#### [Exercise brief]
Below is the data. Give it again, complete and exact.

☆ ☆ ☆ ☆

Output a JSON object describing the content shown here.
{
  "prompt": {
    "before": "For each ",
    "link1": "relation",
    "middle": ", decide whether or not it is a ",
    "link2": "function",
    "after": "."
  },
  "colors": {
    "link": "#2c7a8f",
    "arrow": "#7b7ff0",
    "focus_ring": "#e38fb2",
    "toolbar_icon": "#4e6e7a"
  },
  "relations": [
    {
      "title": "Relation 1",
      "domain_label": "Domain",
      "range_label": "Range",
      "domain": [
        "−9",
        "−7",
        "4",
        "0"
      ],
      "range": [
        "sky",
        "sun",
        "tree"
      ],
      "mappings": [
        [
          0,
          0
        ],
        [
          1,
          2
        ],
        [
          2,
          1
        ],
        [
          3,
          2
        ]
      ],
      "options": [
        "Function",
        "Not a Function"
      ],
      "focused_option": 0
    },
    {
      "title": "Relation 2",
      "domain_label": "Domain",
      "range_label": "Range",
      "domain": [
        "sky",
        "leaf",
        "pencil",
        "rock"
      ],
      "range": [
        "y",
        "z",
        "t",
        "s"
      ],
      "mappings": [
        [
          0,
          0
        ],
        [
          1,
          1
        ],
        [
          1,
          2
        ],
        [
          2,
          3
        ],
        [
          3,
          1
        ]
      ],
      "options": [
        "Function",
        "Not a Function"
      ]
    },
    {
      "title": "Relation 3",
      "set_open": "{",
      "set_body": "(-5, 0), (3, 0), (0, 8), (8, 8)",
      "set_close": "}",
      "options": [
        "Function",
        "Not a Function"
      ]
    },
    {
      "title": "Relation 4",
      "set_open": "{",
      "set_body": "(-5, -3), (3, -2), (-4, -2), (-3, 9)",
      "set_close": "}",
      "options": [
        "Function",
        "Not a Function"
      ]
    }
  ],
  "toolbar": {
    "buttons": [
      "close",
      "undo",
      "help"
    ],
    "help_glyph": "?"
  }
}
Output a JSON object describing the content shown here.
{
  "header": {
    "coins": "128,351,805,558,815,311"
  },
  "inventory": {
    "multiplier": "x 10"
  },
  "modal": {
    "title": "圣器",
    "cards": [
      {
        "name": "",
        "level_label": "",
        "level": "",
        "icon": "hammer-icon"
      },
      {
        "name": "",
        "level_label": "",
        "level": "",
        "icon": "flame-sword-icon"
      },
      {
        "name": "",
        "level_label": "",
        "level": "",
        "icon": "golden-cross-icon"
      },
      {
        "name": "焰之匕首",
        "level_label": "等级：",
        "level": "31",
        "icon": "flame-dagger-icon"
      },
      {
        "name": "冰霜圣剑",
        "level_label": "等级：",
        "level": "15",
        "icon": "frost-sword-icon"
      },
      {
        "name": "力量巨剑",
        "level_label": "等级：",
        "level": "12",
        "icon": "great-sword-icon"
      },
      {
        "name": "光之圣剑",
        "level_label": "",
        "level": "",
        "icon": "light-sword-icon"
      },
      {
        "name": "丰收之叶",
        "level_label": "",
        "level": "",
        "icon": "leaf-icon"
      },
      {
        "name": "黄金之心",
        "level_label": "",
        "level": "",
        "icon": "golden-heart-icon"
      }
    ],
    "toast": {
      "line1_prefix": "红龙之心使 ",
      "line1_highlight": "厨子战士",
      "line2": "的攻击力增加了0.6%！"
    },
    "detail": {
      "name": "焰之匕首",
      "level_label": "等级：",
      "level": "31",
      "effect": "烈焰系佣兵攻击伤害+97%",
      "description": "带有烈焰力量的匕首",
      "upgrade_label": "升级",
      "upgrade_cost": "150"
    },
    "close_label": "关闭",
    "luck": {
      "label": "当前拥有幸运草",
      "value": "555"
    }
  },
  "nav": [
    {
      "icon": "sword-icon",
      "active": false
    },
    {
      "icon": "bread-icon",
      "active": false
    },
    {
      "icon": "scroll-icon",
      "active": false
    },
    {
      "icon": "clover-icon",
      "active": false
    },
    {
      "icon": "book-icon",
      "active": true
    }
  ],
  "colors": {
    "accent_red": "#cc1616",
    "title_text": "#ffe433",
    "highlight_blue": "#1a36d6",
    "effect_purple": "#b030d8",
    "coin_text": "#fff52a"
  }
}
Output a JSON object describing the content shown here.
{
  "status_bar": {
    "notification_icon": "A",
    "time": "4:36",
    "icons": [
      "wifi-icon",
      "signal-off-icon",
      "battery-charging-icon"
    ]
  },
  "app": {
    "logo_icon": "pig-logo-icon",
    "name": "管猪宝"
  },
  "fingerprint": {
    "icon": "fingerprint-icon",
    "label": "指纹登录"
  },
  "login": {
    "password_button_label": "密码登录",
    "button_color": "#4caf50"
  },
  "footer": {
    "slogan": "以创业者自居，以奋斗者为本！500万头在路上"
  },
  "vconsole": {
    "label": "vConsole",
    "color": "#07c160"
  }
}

☆ ☆ ☆ ☆

#### [Reply]
Output a JSON object describing the content shown here.
{
  "prompt": {
    "before": "For each ",
    "link1": "relation",
    "middle": ", decide whether or not it is a ",
    "link2": "function",
    "after": "."
  },
  "colors": {
    "link": "#2c7a8f",
    "arrow": "#7b7ff0",
    "focus_ring": "#e38fb2",
    "toolbar_icon": "#4e6e7a"
  },
  "relations": [
    {
      "title": "Relation 1",
      "domain_label": "Domain",
      "range_label": "Range",
      "domain": [
        "−9",
        "−7",
        "4",
        "0"
      ],
      "range": [
        "sky",
        "sun",
        "tree"
      ],
      "mappings": [
        [
          0,
          0
        ],
        [
          1,
          2
        ],
        [
          2,
          1
        ],
        [
          3,
          2
        ]
      ],
      "options": [
        "Function",
        "Not a Function"
      ],
      "focused_option": 0
    },
    {
      "title": "Relation 2",
      "domain_label": "Domain",
      "range_label": "Range",
      "domain": [
        "sky",
        "leaf",
        "pencil",
        "rock"
      ],
      "range": [
        "y",
        "z",
        "t",
        "s"
      ],
      "mappings": [
        [
          0,
          0
        ],
        [
          1,
          1
        ],
        [
          1,
          2
        ],
        [
          2,
          3
        ],
        [
          3,
          1
        ]
      ],
      "options": [
        "Function",
        "Not a Function"
      ]
    },
    {
      "title": "Relation 3",
      "set_open": "{",
      "set_body": "(-5, 0), (3, 0), (0, 8), (8, 8)",
      "set_close": "}",
      "options": [
        "Function",
        "Not a Function"
      ]
    },
    {
      "title": "Relation 4",
      "set_open": "{",
      "set_body": "(-5, -3), (3, -2), (-4, -2), (-3, 9)",
      "set_close": "}",
      "options": [
        "Function",
        "Not a Function"
      ]
    }
  ],
  "toolbar": {
    "buttons": [
      "close",
      "undo",
      "help"
    ],
    "help_glyph": "?"
  }
}
Output a JSON object describing the content shown here.
{
  "header": {
    "coins": "128,351,805,558,815,311"
  },
  "inventory": {
    "multiplier": "x 10"
  },
  "modal": {
    "title": "圣器",
    "cards": [
      {
        "name": "",
        "level_label": "",
        "level": "",
        "icon": "hammer-icon"
      },
      {
        "name": "",
        "level_label": "",
        "level": "",
        "icon": "flame-sword-icon"
      },
      {
        "name": "",
        "level_label": "",
        "level": "",
        "icon": "golden-cross-icon"
      },
      {
        "name": "焰之匕首",
        "level_label": "等级：",
        "level": "31",
        "icon": "flame-dagger-icon"
      },
      {
        "name": "冰霜圣剑",
        "level_label": "等级：",
        "level": "15",
        "icon": "frost-sword-icon"
      },
      {
        "name": "力量巨剑",
        "level_label": "等级：",
        "level": "12",
        "icon": "great-sword-icon"
      },
      {
        "name": "光之圣剑",
        "level_label": "",
        "level": "",
        "icon": "light-sword-icon"
      },
      {
        "name": "丰收之叶",
        "level_label": "",
        "level": "",
        "icon": "leaf-icon"
      },
      {
        "name": "黄金之心",
        "level_label": "",
        "level": "",
        "icon": "golden-heart-icon"
      }
    ],
    "toast": {
      "line1_prefix": "红龙之心使 ",
      "line1_highlight": "厨子战士",
      "line2": "的攻击力增加了0.6%！"
    },
    "detail": {
      "name": "焰之匕首",
      "level_label": "等级：",
      "level": "31",
      "effect": "烈焰系佣兵攻击伤害+97%",
      "description": "带有烈焰力量的匕首",
      "upgrade_label": "升级",
      "upgrade_cost": "150"
    },
    "close_label": "关闭",
    "luck": {
      "label": "当前拥有幸运草",
      "value": "555"
    }
  },
  "nav": [
    {
      "icon": "sword-icon",
      "active": false
    },
    {
      "icon": "bread-icon",
      "active": false
    },
    {
      "icon": "scroll-icon",
      "active": false
    },
    {
      "icon": "clover-icon",
      "active": false
    },
    {
      "icon": "book-icon",
      "active": true
    }
  ],
  "colors": {
    "accent_red": "#cc1616",
    "title_text": "#ffe433",
    "highlight_blue": "#1a36d6",
    "effect_purple": "#b030d8",
    "coin_text": "#fff52a"
  }
}
Output a JSON object describing the content shown here.
{
  "status_bar": {
    "notification_icon": "A",
    "time": "4:36",
    "icons": [
      "wifi-icon",
      "signal-off-icon",
      "battery-charging-icon"
    ]
  },
  "app": {
    "logo_icon": "pig-logo-icon",
    "name": "管猪宝"
  },
  "fingerprint": {
    "icon": "fingerprint-icon",
    "label": "指纹登录"
  },
  "login": {
    "password_button_label": "密码登录",
    "button_color": "#4caf50"
  },
  "footer": {
    "slogan": "以创业者自居，以奋斗者为本！500万头在路上"
  },
  "vconsole": {
    "label": "vConsole",
    "color": "#07c160"
  }
}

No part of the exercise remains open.